**What you need to do**
Give every line of the data again, unchanged, but with no pictures.

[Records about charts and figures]
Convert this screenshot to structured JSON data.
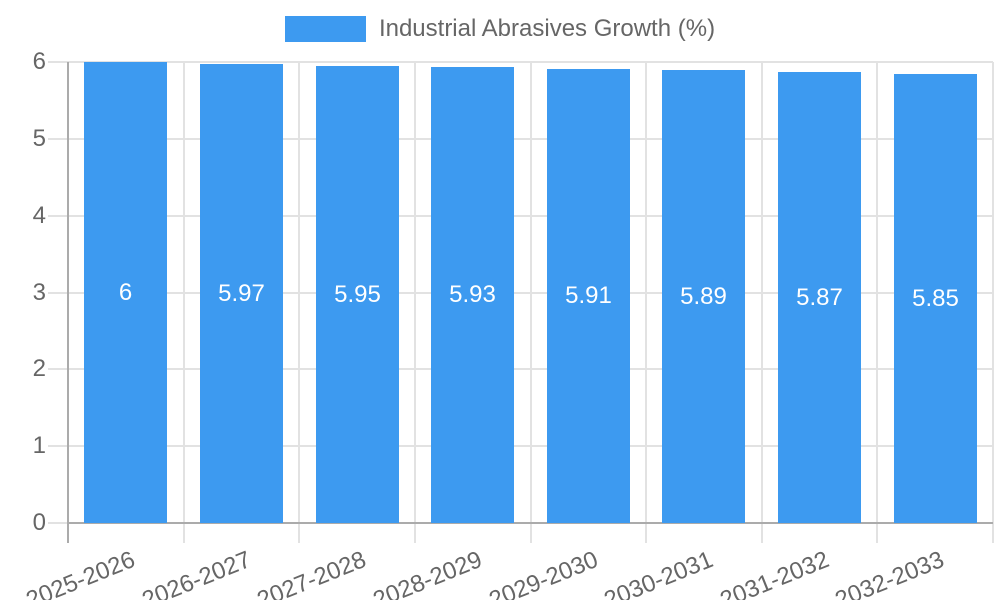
{
  "chart_data": {
    "type": "bar",
    "title": "Industrial Abrasives Growth (%)",
    "categories": [
      "2025-2026",
      "2026-2027",
      "2027-2028",
      "2028-2029",
      "2029-2030",
      "2030-2031",
      "2031-2032",
      "2032-2033"
    ],
    "values": [
      6,
      5.97,
      5.95,
      5.93,
      5.91,
      5.89,
      5.87,
      5.85
    ],
    "xlabel": "",
    "ylabel": "",
    "ylim": [
      0,
      6
    ],
    "yticks": [
      0,
      1,
      2,
      3,
      4,
      5,
      6
    ],
    "grid": true,
    "legend_position": "top",
    "bar_color": "#3d9af0",
    "value_label_color": "#ffffff",
    "grid_color": "#e2e2e2",
    "axis_color": "#ababab",
    "tick_text_color": "#666666",
    "background_color": "#ffffff"
  }
}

**Solution to the exercise**
Convert this screenshot to structured JSON data.
{
  "chart_data": {
    "type": "bar",
    "title": "Industrial Abrasives Growth (%)",
    "categories": [
      "2025-2026",
      "2026-2027",
      "2027-2028",
      "2028-2029",
      "2029-2030",
      "2030-2031",
      "2031-2032",
      "2032-2033"
    ],
    "values": [
      6,
      5.97,
      5.95,
      5.93,
      5.91,
      5.89,
      5.87,
      5.85
    ],
    "xlabel": "",
    "ylabel": "",
    "ylim": [
      0,
      6
    ],
    "yticks": [
      0,
      1,
      2,
      3,
      4,
      5,
      6
    ],
    "grid": true,
    "legend_position": "top",
    "bar_color": "#3d9af0",
    "value_label_color": "#ffffff",
    "grid_color": "#e2e2e2",
    "axis_color": "#ababab",
    "tick_text_color": "#666666",
    "background_color": "#ffffff"
  }
}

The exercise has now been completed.